# Task to complete
Look through the listing below for lines containing the word "Contagiados". State only their number.

# Provided information
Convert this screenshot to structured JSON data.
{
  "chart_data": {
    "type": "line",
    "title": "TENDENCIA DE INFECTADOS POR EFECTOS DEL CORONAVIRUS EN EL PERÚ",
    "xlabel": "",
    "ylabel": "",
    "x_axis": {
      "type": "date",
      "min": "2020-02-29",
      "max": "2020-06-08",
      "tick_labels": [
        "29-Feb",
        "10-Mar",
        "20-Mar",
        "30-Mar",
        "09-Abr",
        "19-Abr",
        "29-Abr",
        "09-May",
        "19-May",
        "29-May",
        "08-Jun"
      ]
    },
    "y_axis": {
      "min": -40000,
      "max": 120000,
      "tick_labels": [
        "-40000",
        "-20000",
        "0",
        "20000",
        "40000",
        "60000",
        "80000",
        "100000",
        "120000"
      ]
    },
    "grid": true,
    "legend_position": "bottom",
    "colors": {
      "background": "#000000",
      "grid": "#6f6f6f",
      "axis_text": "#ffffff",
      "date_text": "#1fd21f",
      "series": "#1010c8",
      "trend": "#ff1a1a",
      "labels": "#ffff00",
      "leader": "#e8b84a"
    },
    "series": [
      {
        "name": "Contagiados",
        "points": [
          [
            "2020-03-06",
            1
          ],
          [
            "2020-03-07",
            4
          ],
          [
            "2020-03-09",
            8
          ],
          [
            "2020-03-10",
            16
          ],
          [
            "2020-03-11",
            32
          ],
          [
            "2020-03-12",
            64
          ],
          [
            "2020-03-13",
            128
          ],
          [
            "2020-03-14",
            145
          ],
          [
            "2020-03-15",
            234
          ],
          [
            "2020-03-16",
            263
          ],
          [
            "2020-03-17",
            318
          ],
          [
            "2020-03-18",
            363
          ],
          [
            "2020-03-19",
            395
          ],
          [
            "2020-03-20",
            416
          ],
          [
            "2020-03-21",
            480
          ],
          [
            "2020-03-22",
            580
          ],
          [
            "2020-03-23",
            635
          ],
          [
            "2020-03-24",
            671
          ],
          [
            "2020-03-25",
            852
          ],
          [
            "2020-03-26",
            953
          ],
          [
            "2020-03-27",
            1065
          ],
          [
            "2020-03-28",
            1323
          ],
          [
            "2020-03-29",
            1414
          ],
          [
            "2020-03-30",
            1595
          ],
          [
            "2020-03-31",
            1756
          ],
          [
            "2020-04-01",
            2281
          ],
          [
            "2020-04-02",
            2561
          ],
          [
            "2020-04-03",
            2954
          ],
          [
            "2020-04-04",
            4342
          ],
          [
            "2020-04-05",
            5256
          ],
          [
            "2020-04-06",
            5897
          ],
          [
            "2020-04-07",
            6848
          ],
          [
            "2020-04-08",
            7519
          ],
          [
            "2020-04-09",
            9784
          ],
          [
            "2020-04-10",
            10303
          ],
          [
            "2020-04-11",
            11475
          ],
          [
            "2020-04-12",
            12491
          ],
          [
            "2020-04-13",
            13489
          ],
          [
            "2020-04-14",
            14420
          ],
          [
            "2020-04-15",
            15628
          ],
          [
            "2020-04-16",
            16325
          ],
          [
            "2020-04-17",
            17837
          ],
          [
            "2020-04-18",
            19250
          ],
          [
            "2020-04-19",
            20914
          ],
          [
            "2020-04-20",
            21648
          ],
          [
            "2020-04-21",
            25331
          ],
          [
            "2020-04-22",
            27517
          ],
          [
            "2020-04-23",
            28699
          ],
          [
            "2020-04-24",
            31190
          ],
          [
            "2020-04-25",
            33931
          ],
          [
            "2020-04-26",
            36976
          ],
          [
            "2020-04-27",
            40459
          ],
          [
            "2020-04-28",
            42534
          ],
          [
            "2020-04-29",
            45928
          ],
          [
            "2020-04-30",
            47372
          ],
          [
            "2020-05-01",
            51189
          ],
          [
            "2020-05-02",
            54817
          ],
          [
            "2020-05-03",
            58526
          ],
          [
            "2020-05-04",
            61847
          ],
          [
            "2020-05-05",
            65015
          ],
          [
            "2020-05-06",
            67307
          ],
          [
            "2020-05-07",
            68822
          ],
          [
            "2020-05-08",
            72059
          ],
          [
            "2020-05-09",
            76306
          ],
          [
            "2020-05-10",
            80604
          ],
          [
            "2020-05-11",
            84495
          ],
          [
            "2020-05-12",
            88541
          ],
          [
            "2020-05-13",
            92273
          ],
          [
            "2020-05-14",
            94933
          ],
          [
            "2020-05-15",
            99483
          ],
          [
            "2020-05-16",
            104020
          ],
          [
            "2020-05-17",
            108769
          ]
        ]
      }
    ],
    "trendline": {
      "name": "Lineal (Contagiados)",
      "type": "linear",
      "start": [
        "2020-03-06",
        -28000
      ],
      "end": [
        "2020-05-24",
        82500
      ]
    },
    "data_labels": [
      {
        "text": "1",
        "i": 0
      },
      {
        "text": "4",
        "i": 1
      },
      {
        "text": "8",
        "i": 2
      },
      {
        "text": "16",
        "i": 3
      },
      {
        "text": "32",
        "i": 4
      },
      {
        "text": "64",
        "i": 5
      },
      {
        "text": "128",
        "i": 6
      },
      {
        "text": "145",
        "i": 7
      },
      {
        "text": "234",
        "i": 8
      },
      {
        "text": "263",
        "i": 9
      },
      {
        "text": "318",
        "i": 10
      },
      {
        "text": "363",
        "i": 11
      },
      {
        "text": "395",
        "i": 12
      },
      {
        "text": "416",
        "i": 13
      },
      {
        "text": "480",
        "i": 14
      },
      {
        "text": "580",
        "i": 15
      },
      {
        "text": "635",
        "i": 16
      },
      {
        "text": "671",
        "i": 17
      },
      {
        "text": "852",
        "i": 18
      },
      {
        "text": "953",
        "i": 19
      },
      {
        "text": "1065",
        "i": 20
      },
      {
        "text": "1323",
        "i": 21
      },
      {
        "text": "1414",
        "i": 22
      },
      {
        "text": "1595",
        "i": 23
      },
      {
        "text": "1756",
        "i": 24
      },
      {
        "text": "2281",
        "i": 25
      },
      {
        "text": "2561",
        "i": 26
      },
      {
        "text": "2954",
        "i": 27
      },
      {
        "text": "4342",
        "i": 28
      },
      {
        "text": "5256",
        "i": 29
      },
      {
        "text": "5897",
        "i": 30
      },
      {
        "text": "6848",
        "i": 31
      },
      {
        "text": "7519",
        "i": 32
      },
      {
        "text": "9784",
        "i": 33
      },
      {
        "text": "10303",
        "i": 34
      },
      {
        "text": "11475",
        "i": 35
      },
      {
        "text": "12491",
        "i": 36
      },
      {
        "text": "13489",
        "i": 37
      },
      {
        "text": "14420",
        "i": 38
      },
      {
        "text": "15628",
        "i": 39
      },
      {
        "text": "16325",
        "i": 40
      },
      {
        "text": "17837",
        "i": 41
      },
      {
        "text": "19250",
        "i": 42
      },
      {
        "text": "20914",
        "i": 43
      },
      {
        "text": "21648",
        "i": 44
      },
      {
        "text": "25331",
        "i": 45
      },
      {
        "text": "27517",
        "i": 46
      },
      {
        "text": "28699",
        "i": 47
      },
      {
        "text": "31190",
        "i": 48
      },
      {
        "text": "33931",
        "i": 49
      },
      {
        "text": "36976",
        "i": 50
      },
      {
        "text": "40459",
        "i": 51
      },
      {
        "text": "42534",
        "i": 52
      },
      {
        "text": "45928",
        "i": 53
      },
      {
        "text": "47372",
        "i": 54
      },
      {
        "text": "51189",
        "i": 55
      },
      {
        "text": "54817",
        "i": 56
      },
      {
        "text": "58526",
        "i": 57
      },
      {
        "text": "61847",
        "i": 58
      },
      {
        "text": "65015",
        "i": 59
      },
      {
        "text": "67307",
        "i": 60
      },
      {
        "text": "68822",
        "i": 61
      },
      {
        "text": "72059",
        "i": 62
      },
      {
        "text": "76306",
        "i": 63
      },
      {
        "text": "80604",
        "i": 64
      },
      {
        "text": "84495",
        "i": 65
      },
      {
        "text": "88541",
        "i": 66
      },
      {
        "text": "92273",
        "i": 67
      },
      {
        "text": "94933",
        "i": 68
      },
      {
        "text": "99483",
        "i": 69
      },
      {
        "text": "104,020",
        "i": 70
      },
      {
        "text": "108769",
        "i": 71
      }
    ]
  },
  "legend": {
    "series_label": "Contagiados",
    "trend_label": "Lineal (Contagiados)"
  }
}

# Expected answer
4